_Set of tasks_:
(a) Reproduce the travel forum thread word for word, starting with "Yeah, unbearable is" and going on through "much more enjoyable.".
(b) Answer these questions about the travel forum thread:
(i) How many times did the poster who visited Phoenix go golfing?
(ii) Which country does the quoted post call the fastest growing economy on the continent?
(iii) During what part of the year was the Ghana poster's previous visit?

_Document text_:
Walked ASU campus grounds. Beautiful scenery
took in a Dodgers-Padres spring training game the afternoon I got there.
Went and caught Caps/Coyotes on my birthday, took in Dbacks Opening Day (there is a regular baseball game and then there is OPENING FREAKING DAY!!) What an experience. I then walked down the street and took in Rockets/Suns. It was a cool experience I suppose as where I live we dont get live NBA games but no James Harden killed that a little.

I golfed twice. Went to a whole bunch of bars and stuff, tried out a lot of craft beers, hardly had any of the usual big name brand beers. 

I'd definitely do Phoenix again.


----------



## Soliloquy of a Dogge

ColonialsHockey10 said:


> Let me know if you need any suggestions for Ghana, was there last year along with Liberia. I love West Africa, but he heat right about now is unbearable there. I was literally covered in sweat perpetually.
> 
> Yes, Central/Southern Africa are great. Botswana, Zimbabwe and Zambia are all beautiful. I would also recommend Rwanda to anyone, it's a shame that most people just associate it with the genocide and assume it's unsafe. It's the fastest growing economy on the continent.




Yeah, unbearable is a good adjective to describe the heat here during rainy season. I find myself already having trouble dealing with the humidity. Last time I was here during early February and it was much more enjoyable. 

Only have intermittent internet here, sorry for the delayed response. Thanks for the offer. Definitely interested in any suggestions you have when it comes to Ghana - in Accra itself or elsewhere.

_Entries supplied_:
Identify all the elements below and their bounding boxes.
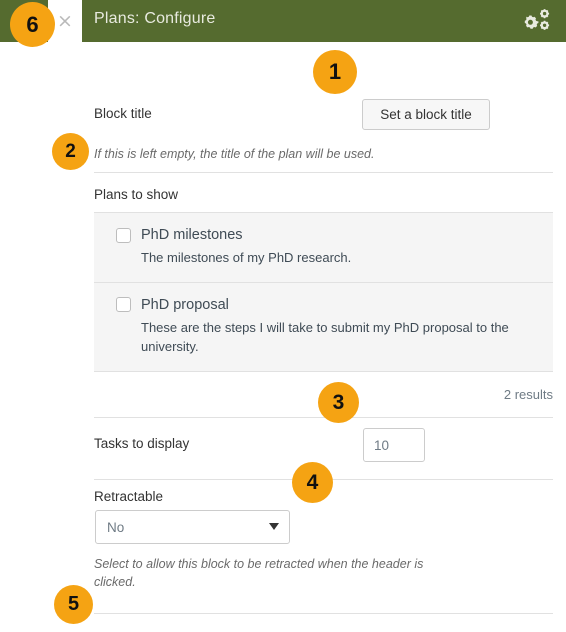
set-block-title-button[interactable]: Set a block title (362, 99, 490, 130)
block-title-help: If this is left empty, the title of the … (94, 147, 375, 161)
tasks-to-display-label: Tasks to display (94, 436, 190, 451)
plan-description: These are the steps I will take to submi… (141, 319, 509, 355)
block-title-label: Block title (94, 106, 152, 121)
divider-4 (94, 613, 553, 614)
list-item[interactable]: PhD milestones The milestones of my PhD … (94, 213, 553, 282)
dialog-body: Block title Set a block title If this is… (0, 42, 566, 632)
callout-badge-2: 2 (52, 133, 89, 170)
list-item[interactable]: PhD proposal These are the steps I will … (94, 281, 553, 371)
divider-1 (94, 172, 553, 173)
plans-list: PhD milestones The milestones of my PhD … (94, 212, 553, 372)
block-configure-dialog: × Plans: Configure Block title Set a blo… (0, 0, 566, 632)
callout-badge-5: 5 (54, 585, 93, 624)
retractable-help: Select to allow this block to be retract… (94, 557, 424, 590)
callout-badge-3: 3 (318, 382, 359, 423)
retractable-select-box[interactable]: No (95, 510, 290, 544)
plan-checkbox[interactable] (116, 227, 131, 243)
callout-badge-1: 1 (313, 50, 357, 94)
dialog-header: × Plans: Configure (0, 0, 566, 42)
close-icon: × (57, 9, 73, 32)
retractable-label: Retractable (94, 489, 164, 504)
retractable-select[interactable]: No (95, 510, 290, 544)
callout-badge-6: 6 (10, 2, 55, 47)
plans-to-show-label: Plans to show (94, 187, 179, 202)
plan-title: PhD milestones (141, 227, 243, 243)
tasks-to-display-input[interactable] (363, 428, 425, 462)
retractable-selected-value: No (107, 519, 125, 535)
plan-description: The milestones of my PhD research. (141, 250, 352, 265)
callout-badge-4: 4 (292, 462, 333, 503)
dialog-title: Plans: Configure (94, 10, 216, 27)
cogs-icon[interactable] (523, 8, 553, 35)
plan-checkbox[interactable] (116, 297, 131, 312)
plan-title: PhD proposal (141, 296, 229, 313)
chevron-down-icon (269, 523, 279, 530)
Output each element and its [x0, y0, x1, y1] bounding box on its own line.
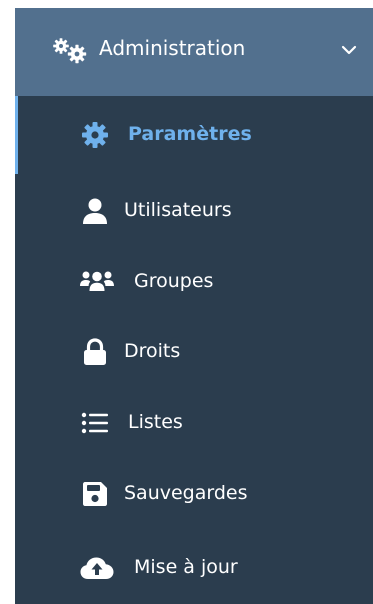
cogs-icon	[53, 38, 87, 64]
administration-label: Administration	[99, 36, 246, 60]
menu-item-label: Sauvegardes	[124, 482, 248, 504]
menu-item-utilisateurs[interactable]: Utilisateurs	[15, 181, 373, 241]
gear-icon	[82, 122, 108, 148]
menu-item-mise-a-jour[interactable]: Mise à jour	[15, 538, 373, 598]
user-icon	[83, 198, 107, 224]
menu-item-listes[interactable]: Listes	[15, 393, 373, 453]
save-icon	[83, 482, 107, 506]
users-icon	[80, 271, 114, 291]
menu-item-parametres[interactable]: Paramètres	[15, 105, 373, 165]
administration-header[interactable]: Administration	[15, 8, 373, 96]
menu-item-label: Mise à jour	[134, 556, 238, 578]
chevron-down-icon[interactable]	[339, 40, 359, 60]
lock-icon	[84, 338, 106, 365]
menu-item-label: Paramètres	[128, 123, 252, 145]
admin-menu: Administration Paramètres Utilisateurs G…	[15, 8, 373, 604]
menu-item-label: Utilisateurs	[124, 199, 232, 221]
menu-item-label: Listes	[128, 411, 183, 433]
list-icon	[81, 412, 108, 434]
menu-item-label: Groupes	[134, 270, 214, 292]
cloud-upload-icon	[80, 557, 114, 579]
menu-item-groupes[interactable]: Groupes	[15, 252, 373, 312]
menu-item-sauvegardes[interactable]: Sauvegardes	[15, 464, 373, 524]
menu-item-droits[interactable]: Droits	[15, 322, 373, 382]
menu-item-label: Droits	[124, 340, 181, 362]
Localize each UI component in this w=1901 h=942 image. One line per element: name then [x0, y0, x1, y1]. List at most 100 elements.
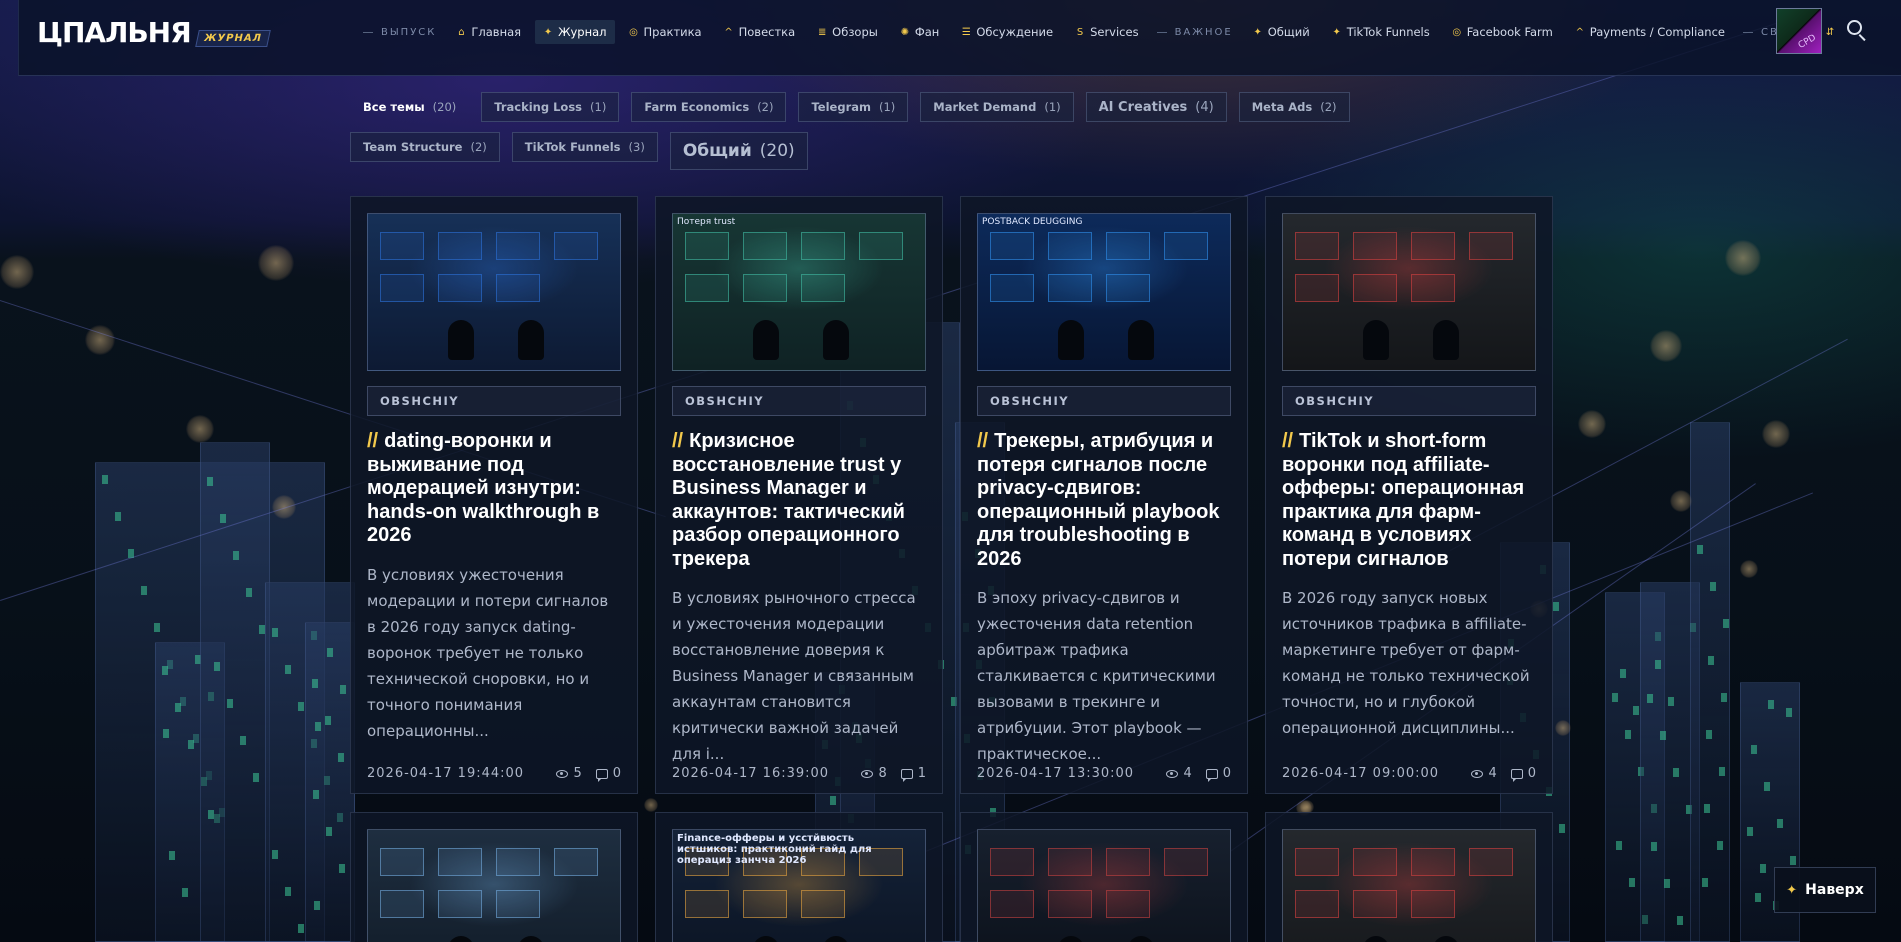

_Per-task answers_:
(a)
Yeah, unbearable is a good adjective to describe the heat here during rainy season. I find myself already having trouble dealing with the humidity. Last time I was here during early February and it was much more enjoyable.

(b)
(i) Twice.
(ii) Rwanda.
(iii) Early February.